Figure record extracts:
──────────

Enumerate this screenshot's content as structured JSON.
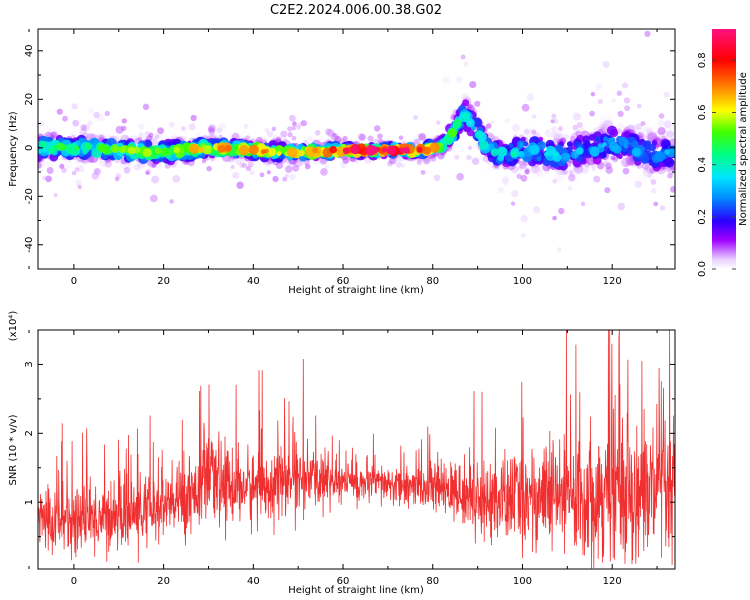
{
  "title": "C2E2.2024.006.00.38.G02",
  "chart_data": [
    {
      "type": "heatmap",
      "xlabel": "Height of straight line (km)",
      "ylabel": "Frequency (Hz)",
      "xlim": [
        -8,
        134
      ],
      "ylim": [
        -50,
        49
      ],
      "xticks": [
        0,
        20,
        40,
        60,
        80,
        100,
        120
      ],
      "yticks": [
        -40,
        -20,
        0,
        20,
        40
      ],
      "colorbar": {
        "label": "Normalized spectral amplitude",
        "range": [
          0.0,
          0.92
        ],
        "ticks": [
          0.0,
          0.2,
          0.4,
          0.6,
          0.8
        ]
      },
      "ridge": {
        "x": [
          -8,
          0,
          10,
          20,
          30,
          40,
          50,
          60,
          70,
          78,
          82,
          84,
          86,
          87,
          88,
          90,
          92,
          95,
          100,
          110,
          120,
          130,
          134
        ],
        "frequency": [
          0,
          0,
          -1,
          -2,
          0,
          -1,
          -2,
          -1,
          -1,
          -1,
          1,
          5,
          11,
          14,
          12,
          7,
          0,
          -3,
          -1,
          -3,
          2,
          -3,
          -2
        ],
        "spread": [
          5,
          4,
          4,
          4,
          3,
          3,
          3,
          2,
          2,
          2,
          3,
          4,
          5,
          6,
          6,
          5,
          5,
          5,
          6,
          7,
          7,
          8,
          7
        ],
        "peak_amplitude": [
          0.4,
          0.45,
          0.5,
          0.5,
          0.6,
          0.65,
          0.6,
          0.8,
          0.85,
          0.8,
          0.5,
          0.45,
          0.4,
          0.35,
          0.35,
          0.35,
          0.35,
          0.4,
          0.35,
          0.3,
          0.3,
          0.25,
          0.3
        ]
      }
    },
    {
      "type": "line",
      "xlabel": "Height of straight line (km)",
      "ylabel": "SNR (10 * v/v)",
      "yscale_label": "(x10⁴)",
      "xlim": [
        -8,
        134
      ],
      "ylim": [
        0.03,
        3.5
      ],
      "xticks": [
        0,
        20,
        40,
        60,
        80,
        100,
        120
      ],
      "yticks": [
        1,
        2,
        3
      ],
      "color": "#f03030",
      "envelope": {
        "x": [
          -8,
          0,
          10,
          20,
          30,
          40,
          50,
          60,
          70,
          80,
          88,
          95,
          100,
          110,
          120,
          134
        ],
        "mean": [
          0.75,
          0.75,
          0.8,
          0.9,
          1.3,
          1.2,
          1.35,
          1.3,
          1.25,
          1.2,
          1.1,
          1.0,
          1.1,
          1.05,
          1.2,
          1.1
        ],
        "amplitude": [
          0.45,
          0.5,
          0.45,
          0.5,
          0.55,
          0.5,
          0.45,
          0.3,
          0.25,
          0.3,
          0.45,
          0.6,
          0.65,
          0.8,
          0.9,
          1.0
        ]
      }
    }
  ]
}
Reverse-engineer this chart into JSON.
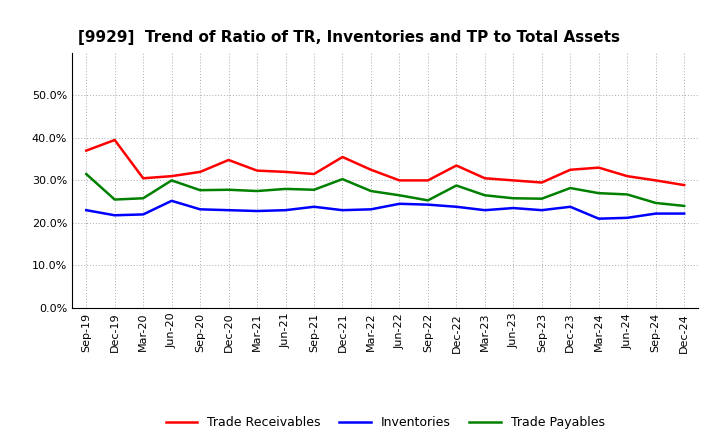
{
  "title": "[9929]  Trend of Ratio of TR, Inventories and TP to Total Assets",
  "x_labels": [
    "Sep-19",
    "Dec-19",
    "Mar-20",
    "Jun-20",
    "Sep-20",
    "Dec-20",
    "Mar-21",
    "Jun-21",
    "Sep-21",
    "Dec-21",
    "Mar-22",
    "Jun-22",
    "Sep-22",
    "Dec-22",
    "Mar-23",
    "Jun-23",
    "Sep-23",
    "Dec-23",
    "Mar-24",
    "Jun-24",
    "Sep-24",
    "Dec-24"
  ],
  "trade_receivables": [
    0.37,
    0.395,
    0.305,
    0.31,
    0.32,
    0.348,
    0.323,
    0.32,
    0.315,
    0.355,
    0.325,
    0.3,
    0.3,
    0.335,
    0.305,
    0.3,
    0.295,
    0.325,
    0.33,
    0.31,
    0.3,
    0.289
  ],
  "inventories": [
    0.23,
    0.218,
    0.22,
    0.252,
    0.232,
    0.23,
    0.228,
    0.23,
    0.238,
    0.23,
    0.232,
    0.245,
    0.243,
    0.238,
    0.23,
    0.235,
    0.23,
    0.238,
    0.21,
    0.212,
    0.222,
    0.222
  ],
  "trade_payables": [
    0.315,
    0.255,
    0.258,
    0.3,
    0.277,
    0.278,
    0.275,
    0.28,
    0.278,
    0.303,
    0.275,
    0.265,
    0.253,
    0.288,
    0.265,
    0.258,
    0.257,
    0.282,
    0.27,
    0.267,
    0.247,
    0.24
  ],
  "tr_color": "#FF0000",
  "inv_color": "#0000FF",
  "tp_color": "#008000",
  "ylim": [
    0.0,
    0.6
  ],
  "yticks": [
    0.0,
    0.1,
    0.2,
    0.3,
    0.4,
    0.5
  ],
  "background_color": "#FFFFFF",
  "grid_color": "#AAAAAA",
  "legend_labels": [
    "Trade Receivables",
    "Inventories",
    "Trade Payables"
  ],
  "title_fontsize": 11,
  "tick_fontsize": 8
}
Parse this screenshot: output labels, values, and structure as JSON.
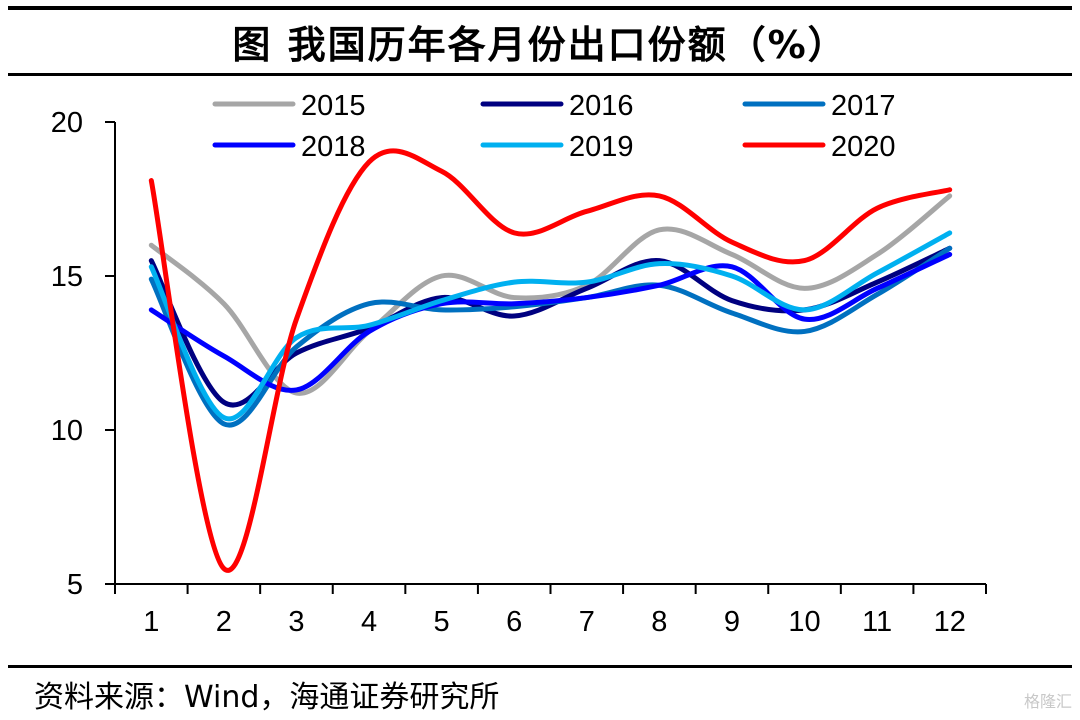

──────────

**Written instruction:** Strip the images and reproduce the remaining records precisely.

**Written reply:**
Enumerate this screenshot's content as structured JSON.
{
  "title": "C2E2.2024.006.00.38.G02",
  "chart_data": [
    {
      "type": "heatmap",
      "xlabel": "Height of straight line (km)",
      "ylabel": "Frequency (Hz)",
      "xlim": [
        -8,
        134
      ],
      "ylim": [
        -50,
        49
      ],
      "xticks": [
        0,
        20,
        40,
        60,
        80,
        100,
        120
      ],
      "yticks": [
        -40,
        -20,
        0,
        20,
        40
      ],
      "colorbar": {
        "label": "Normalized spectral amplitude",
        "range": [
          0.0,
          0.92
        ],
        "ticks": [
          0.0,
          0.2,
          0.4,
          0.6,
          0.8
        ]
      },
      "ridge": {
        "x": [
          -8,
          0,
          10,
          20,
          30,
          40,
          50,
          60,
          70,
          78,
          82,
          84,
          86,
          87,
          88,
          90,
          92,
          95,
          100,
          110,
          120,
          130,
          134
        ],
        "frequency": [
          0,
          0,
          -1,
          -2,
          0,
          -1,
          -2,
          -1,
          -1,
          -1,
          1,
          5,
          11,
          14,
          12,
          7,
          0,
          -3,
          -1,
          -3,
          2,
          -3,
          -2
        ],
        "spread": [
          5,
          4,
          4,
          4,
          3,
          3,
          3,
          2,
          2,
          2,
          3,
          4,
          5,
          6,
          6,
          5,
          5,
          5,
          6,
          7,
          7,
          8,
          7
        ],
        "peak_amplitude": [
          0.4,
          0.45,
          0.5,
          0.5,
          0.6,
          0.65,
          0.6,
          0.8,
          0.85,
          0.8,
          0.5,
          0.45,
          0.4,
          0.35,
          0.35,
          0.35,
          0.35,
          0.4,
          0.35,
          0.3,
          0.3,
          0.25,
          0.3
        ]
      }
    },
    {
      "type": "line",
      "xlabel": "Height of straight line (km)",
      "ylabel": "SNR (10 * v/v)",
      "yscale_label": "(x10⁴)",
      "xlim": [
        -8,
        134
      ],
      "ylim": [
        0.03,
        3.5
      ],
      "xticks": [
        0,
        20,
        40,
        60,
        80,
        100,
        120
      ],
      "yticks": [
        1,
        2,
        3
      ],
      "color": "#f03030",
      "envelope": {
        "x": [
          -8,
          0,
          10,
          20,
          30,
          40,
          50,
          60,
          70,
          80,
          88,
          95,
          100,
          110,
          120,
          134
        ],
        "mean": [
          0.75,
          0.75,
          0.8,
          0.9,
          1.3,
          1.2,
          1.35,
          1.3,
          1.25,
          1.2,
          1.1,
          1.0,
          1.1,
          1.05,
          1.2,
          1.1
        ],
        "amplitude": [
          0.45,
          0.5,
          0.45,
          0.5,
          0.55,
          0.5,
          0.45,
          0.3,
          0.25,
          0.3,
          0.45,
          0.6,
          0.65,
          0.8,
          0.9,
          1.0
        ]
      }
    }
  ]
}
Reverse-engineer this chart into JSON.
{
  "title": "[9929]  Trend of Ratio of TR, Inventories and TP to Total Assets",
  "x_labels": [
    "Sep-19",
    "Dec-19",
    "Mar-20",
    "Jun-20",
    "Sep-20",
    "Dec-20",
    "Mar-21",
    "Jun-21",
    "Sep-21",
    "Dec-21",
    "Mar-22",
    "Jun-22",
    "Sep-22",
    "Dec-22",
    "Mar-23",
    "Jun-23",
    "Sep-23",
    "Dec-23",
    "Mar-24",
    "Jun-24",
    "Sep-24",
    "Dec-24"
  ],
  "trade_receivables": [
    0.37,
    0.395,
    0.305,
    0.31,
    0.32,
    0.348,
    0.323,
    0.32,
    0.315,
    0.355,
    0.325,
    0.3,
    0.3,
    0.335,
    0.305,
    0.3,
    0.295,
    0.325,
    0.33,
    0.31,
    0.3,
    0.289
  ],
  "inventories": [
    0.23,
    0.218,
    0.22,
    0.252,
    0.232,
    0.23,
    0.228,
    0.23,
    0.238,
    0.23,
    0.232,
    0.245,
    0.243,
    0.238,
    0.23,
    0.235,
    0.23,
    0.238,
    0.21,
    0.212,
    0.222,
    0.222
  ],
  "trade_payables": [
    0.315,
    0.255,
    0.258,
    0.3,
    0.277,
    0.278,
    0.275,
    0.28,
    0.278,
    0.303,
    0.275,
    0.265,
    0.253,
    0.288,
    0.265,
    0.258,
    0.257,
    0.282,
    0.27,
    0.267,
    0.247,
    0.24
  ],
  "tr_color": "#FF0000",
  "inv_color": "#0000FF",
  "tp_color": "#008000",
  "ylim": [
    0.0,
    0.6
  ],
  "yticks": [
    0.0,
    0.1,
    0.2,
    0.3,
    0.4,
    0.5
  ],
  "background_color": "#FFFFFF",
  "grid_color": "#AAAAAA",
  "legend_labels": [
    "Trade Receivables",
    "Inventories",
    "Trade Payables"
  ],
  "title_fontsize": 11,
  "tick_fontsize": 8
}
Parse this screenshot: output labels, values, and structure as JSON.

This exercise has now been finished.